=== Written problem ===
In the data, extract each line that holds the string "Dodaj".

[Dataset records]

---

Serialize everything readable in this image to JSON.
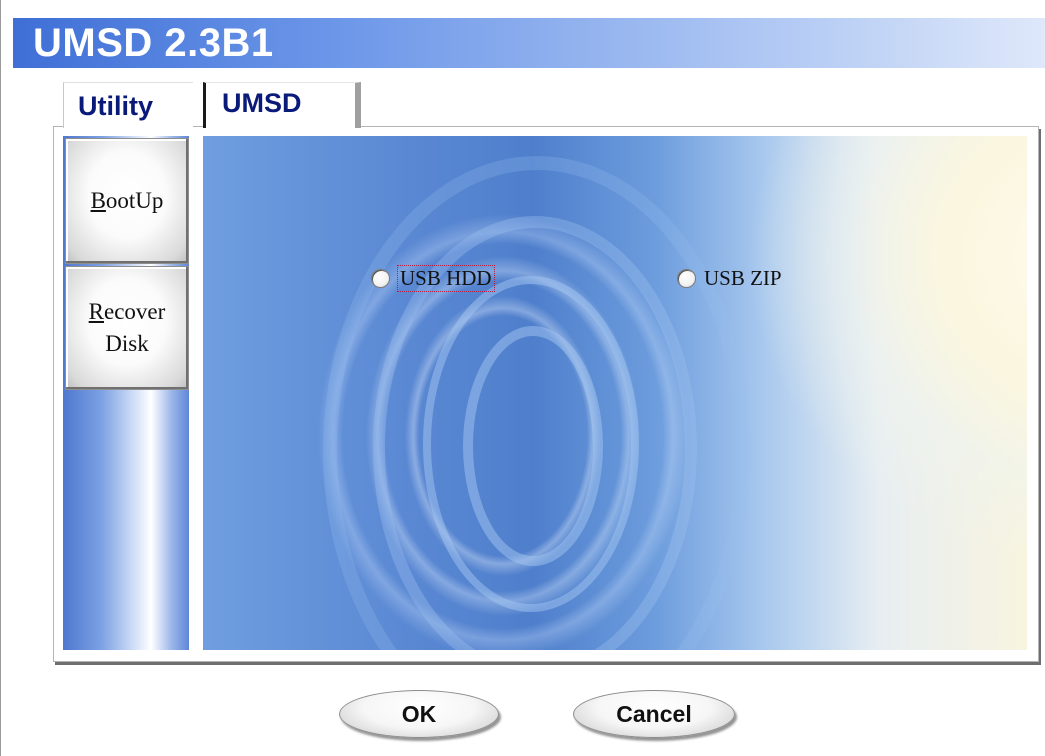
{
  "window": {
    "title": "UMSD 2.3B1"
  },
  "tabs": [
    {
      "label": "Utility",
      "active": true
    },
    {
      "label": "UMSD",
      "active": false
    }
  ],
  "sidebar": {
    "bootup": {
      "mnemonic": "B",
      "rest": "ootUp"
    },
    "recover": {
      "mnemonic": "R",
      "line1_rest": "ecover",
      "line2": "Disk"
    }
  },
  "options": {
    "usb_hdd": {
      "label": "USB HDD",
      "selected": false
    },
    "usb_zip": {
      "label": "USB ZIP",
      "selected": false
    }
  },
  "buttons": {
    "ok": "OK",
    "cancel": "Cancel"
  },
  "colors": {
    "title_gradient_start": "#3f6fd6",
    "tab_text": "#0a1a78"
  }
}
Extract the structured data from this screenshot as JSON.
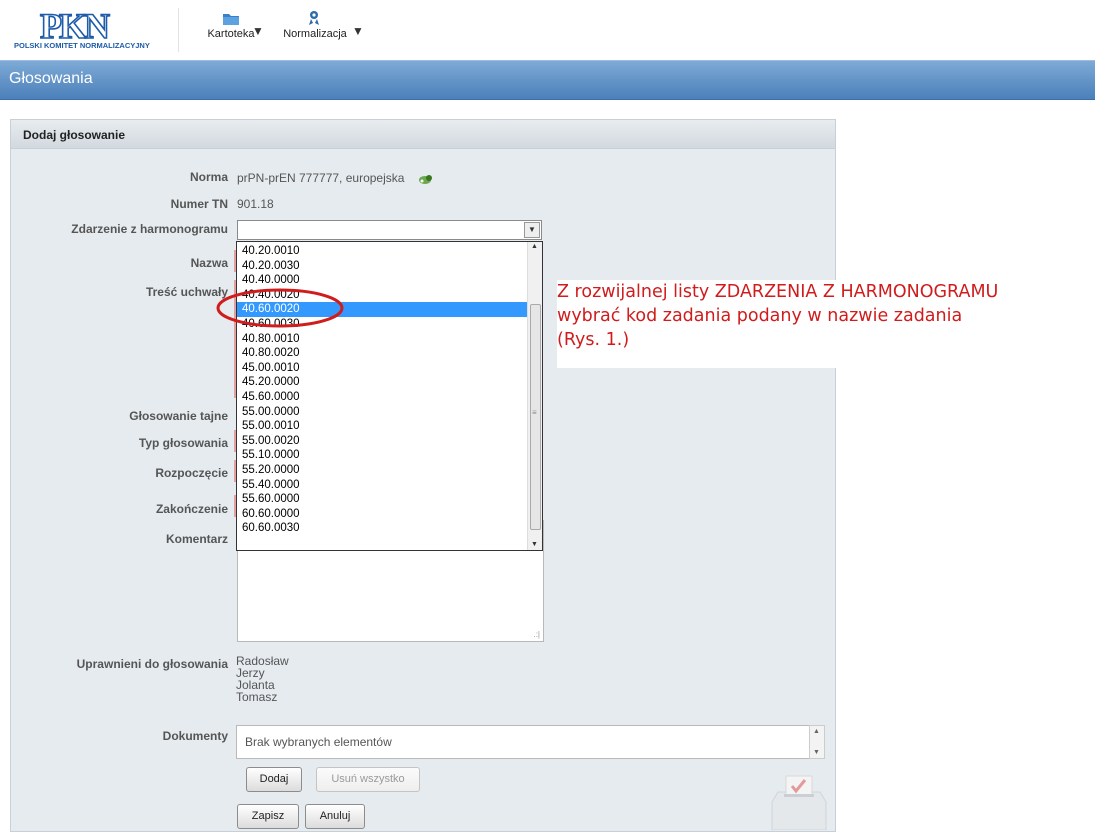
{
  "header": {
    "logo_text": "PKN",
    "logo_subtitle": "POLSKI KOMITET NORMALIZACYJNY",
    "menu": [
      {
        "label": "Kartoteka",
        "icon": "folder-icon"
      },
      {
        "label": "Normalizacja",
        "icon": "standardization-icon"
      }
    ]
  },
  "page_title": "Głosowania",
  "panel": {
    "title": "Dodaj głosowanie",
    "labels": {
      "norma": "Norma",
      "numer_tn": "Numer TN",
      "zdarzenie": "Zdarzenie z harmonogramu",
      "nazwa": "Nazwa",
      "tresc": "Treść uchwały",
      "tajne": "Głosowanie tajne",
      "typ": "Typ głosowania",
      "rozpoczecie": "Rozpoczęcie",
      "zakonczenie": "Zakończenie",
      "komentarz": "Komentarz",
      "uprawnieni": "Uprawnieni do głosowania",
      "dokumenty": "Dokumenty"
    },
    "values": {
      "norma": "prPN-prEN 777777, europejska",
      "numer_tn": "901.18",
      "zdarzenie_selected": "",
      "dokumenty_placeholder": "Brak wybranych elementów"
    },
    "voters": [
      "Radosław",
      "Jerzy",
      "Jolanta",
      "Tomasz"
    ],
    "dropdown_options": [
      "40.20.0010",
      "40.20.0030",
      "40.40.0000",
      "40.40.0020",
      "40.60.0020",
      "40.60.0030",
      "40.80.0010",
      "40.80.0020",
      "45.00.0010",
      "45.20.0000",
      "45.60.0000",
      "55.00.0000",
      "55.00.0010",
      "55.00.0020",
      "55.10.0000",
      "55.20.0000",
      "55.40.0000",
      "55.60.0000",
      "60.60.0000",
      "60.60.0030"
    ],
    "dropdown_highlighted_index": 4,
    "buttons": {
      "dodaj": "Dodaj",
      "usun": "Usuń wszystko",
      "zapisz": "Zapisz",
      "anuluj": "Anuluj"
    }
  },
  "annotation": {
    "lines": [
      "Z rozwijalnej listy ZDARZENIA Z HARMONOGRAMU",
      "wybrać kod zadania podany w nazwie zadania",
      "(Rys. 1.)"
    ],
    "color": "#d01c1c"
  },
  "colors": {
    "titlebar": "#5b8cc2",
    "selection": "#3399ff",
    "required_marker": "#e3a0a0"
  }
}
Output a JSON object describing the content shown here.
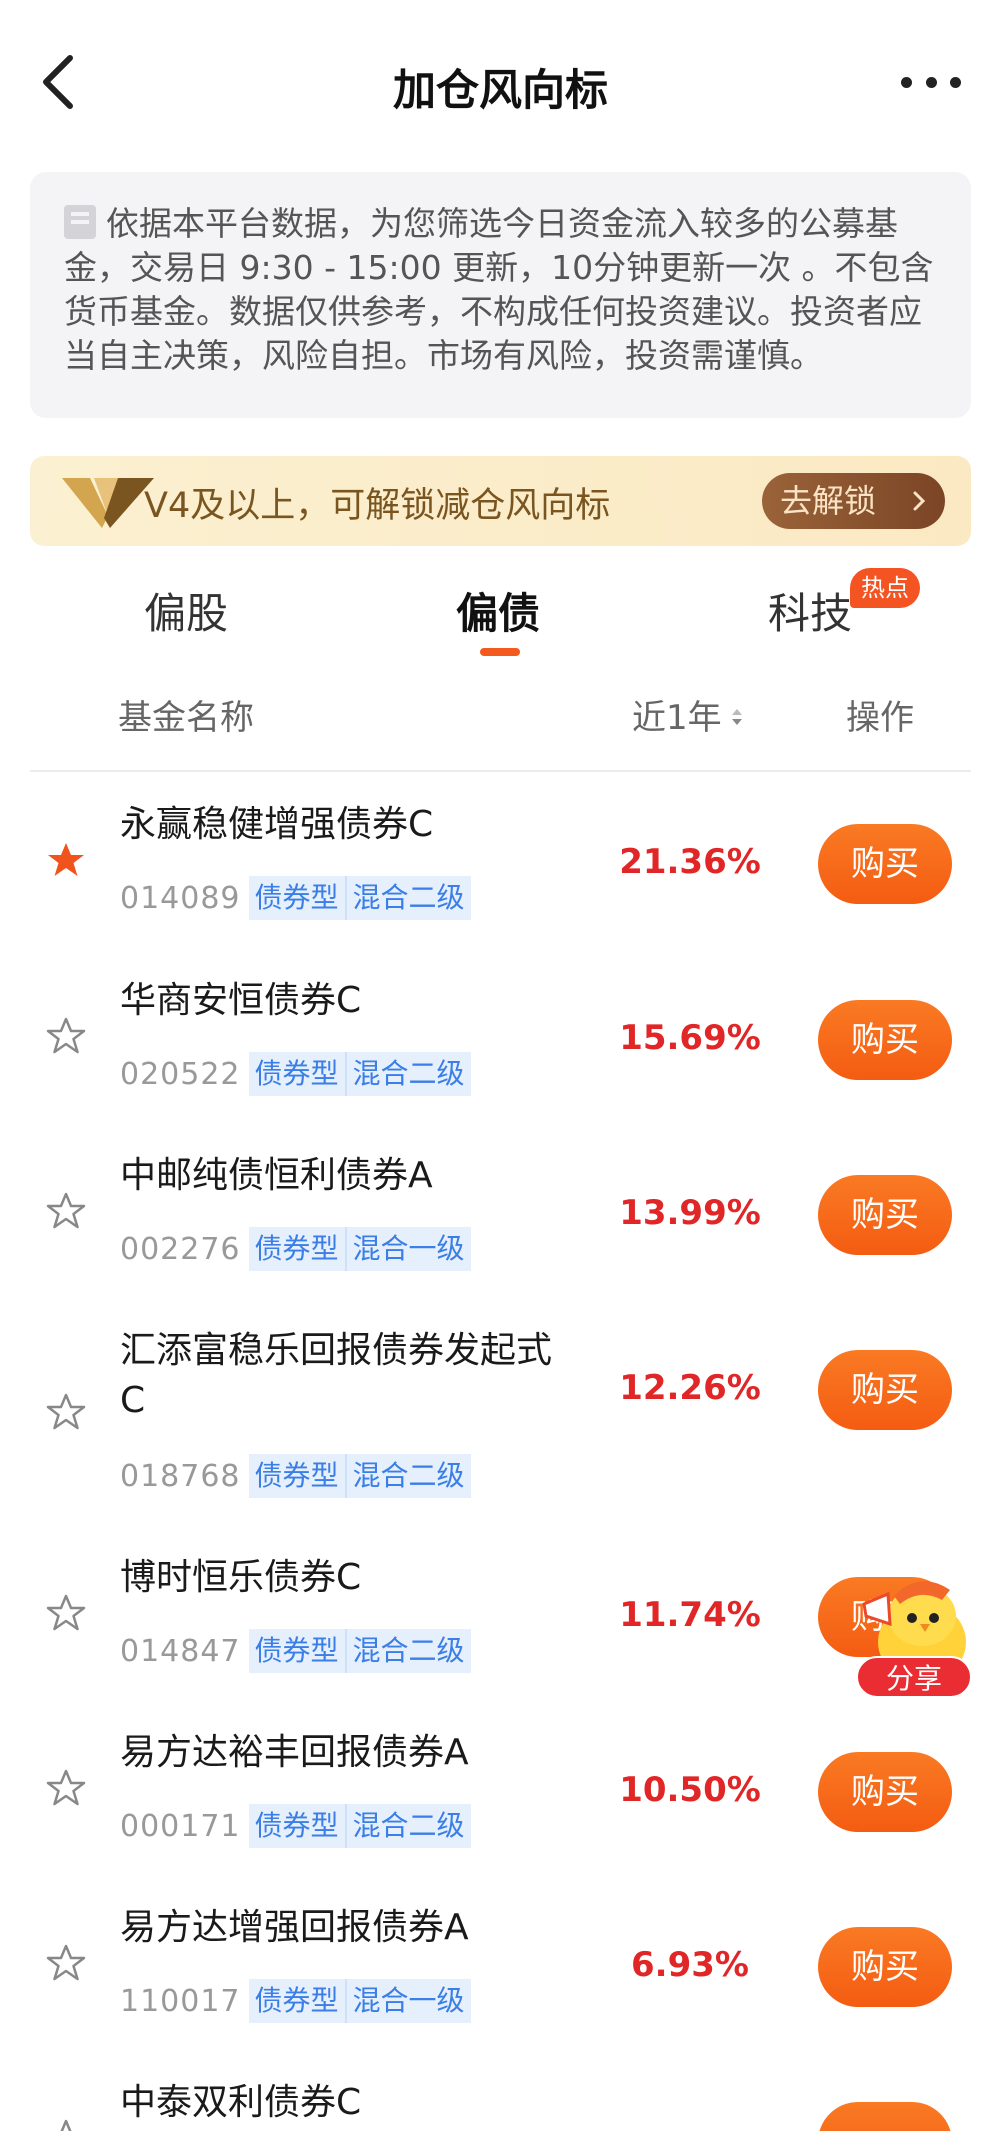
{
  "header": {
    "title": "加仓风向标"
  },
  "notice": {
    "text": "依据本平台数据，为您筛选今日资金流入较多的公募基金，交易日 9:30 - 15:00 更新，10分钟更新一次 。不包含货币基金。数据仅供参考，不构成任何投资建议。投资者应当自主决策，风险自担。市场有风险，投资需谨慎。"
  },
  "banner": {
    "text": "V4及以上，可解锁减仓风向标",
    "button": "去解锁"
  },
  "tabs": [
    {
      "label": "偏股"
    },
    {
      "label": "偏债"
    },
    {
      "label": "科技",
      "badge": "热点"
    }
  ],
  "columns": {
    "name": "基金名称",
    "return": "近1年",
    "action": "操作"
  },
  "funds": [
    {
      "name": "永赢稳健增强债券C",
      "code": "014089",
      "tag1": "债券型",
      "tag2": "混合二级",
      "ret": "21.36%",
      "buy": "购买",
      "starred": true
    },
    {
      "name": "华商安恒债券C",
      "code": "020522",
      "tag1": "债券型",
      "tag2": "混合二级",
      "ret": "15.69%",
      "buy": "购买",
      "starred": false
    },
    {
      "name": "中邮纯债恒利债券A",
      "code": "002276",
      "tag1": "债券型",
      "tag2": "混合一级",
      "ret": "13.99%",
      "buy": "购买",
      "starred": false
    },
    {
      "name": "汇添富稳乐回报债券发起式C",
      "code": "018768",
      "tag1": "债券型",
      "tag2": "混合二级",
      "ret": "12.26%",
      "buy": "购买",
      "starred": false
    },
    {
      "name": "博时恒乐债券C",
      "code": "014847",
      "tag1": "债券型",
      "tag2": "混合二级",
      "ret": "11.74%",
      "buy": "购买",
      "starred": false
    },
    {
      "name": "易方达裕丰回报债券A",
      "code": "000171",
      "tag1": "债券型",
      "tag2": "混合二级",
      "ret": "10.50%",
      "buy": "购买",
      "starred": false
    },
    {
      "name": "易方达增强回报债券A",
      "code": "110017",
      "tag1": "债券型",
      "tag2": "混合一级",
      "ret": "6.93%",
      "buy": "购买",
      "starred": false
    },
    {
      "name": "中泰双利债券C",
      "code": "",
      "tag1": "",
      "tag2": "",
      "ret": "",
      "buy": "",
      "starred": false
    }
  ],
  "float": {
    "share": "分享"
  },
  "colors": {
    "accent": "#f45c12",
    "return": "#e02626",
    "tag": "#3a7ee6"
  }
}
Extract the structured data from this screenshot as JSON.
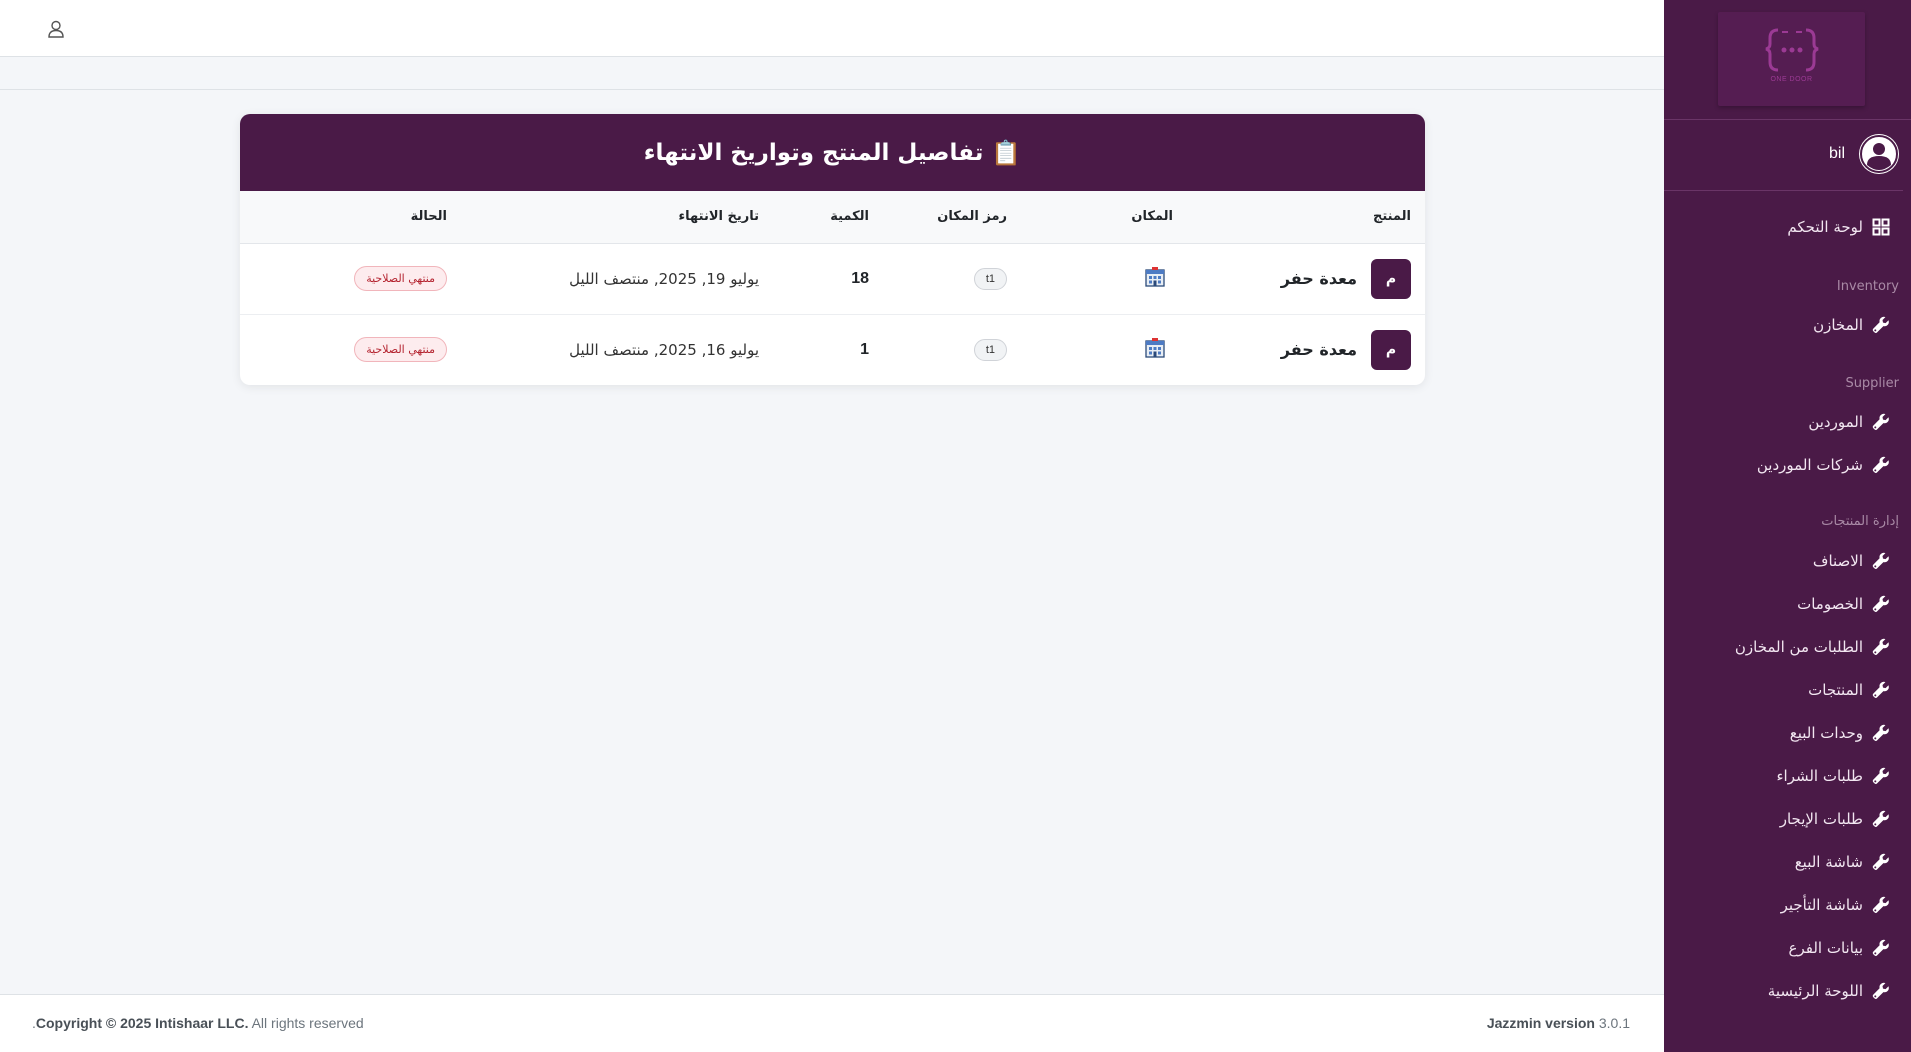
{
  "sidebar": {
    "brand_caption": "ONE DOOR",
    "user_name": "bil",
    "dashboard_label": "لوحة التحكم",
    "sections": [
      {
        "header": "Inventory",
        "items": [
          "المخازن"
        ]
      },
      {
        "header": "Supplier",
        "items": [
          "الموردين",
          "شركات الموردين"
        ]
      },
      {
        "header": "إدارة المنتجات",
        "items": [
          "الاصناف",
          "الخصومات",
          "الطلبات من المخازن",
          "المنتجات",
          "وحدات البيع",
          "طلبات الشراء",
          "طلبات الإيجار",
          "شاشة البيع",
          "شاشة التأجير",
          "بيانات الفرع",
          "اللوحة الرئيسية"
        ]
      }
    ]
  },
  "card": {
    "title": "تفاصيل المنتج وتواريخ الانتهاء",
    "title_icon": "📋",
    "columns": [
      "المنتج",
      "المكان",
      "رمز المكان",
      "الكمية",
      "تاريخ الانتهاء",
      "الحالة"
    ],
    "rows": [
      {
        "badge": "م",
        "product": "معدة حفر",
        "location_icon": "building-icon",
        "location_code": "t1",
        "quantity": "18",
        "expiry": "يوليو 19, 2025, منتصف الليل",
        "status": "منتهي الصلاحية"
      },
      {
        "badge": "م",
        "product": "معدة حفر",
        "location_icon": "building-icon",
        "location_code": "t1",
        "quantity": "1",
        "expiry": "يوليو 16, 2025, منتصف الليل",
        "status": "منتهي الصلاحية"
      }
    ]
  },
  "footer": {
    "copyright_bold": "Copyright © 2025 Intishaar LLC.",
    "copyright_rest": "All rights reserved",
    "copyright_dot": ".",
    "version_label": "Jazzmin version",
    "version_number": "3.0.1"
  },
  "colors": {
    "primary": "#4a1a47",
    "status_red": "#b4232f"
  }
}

---

=== Full answer ===
    "title": "Dodaj głosowanie",
      "dodaj": "Dodaj",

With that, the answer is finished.